• [GOAL]:
Your answer should be one number: how many lines of the data include the string "Image"?

• [INPUT MATERIAL]:
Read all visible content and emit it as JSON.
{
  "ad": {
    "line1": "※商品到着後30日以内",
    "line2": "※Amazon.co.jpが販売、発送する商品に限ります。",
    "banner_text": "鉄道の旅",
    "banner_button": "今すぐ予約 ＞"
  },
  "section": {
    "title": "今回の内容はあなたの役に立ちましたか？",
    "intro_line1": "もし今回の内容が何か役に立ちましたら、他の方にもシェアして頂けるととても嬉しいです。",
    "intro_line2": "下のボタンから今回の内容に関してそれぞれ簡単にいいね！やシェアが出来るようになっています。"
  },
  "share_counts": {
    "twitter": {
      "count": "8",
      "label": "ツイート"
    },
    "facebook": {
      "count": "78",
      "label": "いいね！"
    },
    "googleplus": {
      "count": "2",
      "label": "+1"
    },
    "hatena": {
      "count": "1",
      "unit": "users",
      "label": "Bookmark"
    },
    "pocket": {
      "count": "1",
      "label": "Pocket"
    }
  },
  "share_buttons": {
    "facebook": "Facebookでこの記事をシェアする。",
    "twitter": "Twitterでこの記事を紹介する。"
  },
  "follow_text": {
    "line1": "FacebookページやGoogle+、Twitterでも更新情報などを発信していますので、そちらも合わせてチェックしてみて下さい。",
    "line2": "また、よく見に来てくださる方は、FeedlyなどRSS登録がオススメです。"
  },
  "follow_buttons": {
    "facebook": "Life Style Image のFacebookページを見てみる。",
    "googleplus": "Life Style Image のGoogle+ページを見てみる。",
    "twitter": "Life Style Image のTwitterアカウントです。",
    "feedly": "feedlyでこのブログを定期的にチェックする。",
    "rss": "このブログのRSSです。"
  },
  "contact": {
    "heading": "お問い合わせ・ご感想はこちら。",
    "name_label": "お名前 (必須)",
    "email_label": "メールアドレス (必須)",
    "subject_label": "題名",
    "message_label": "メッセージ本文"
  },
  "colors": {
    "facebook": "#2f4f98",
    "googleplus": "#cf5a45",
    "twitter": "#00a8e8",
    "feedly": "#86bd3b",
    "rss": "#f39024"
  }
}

• [RIGHT ANSWER]:
3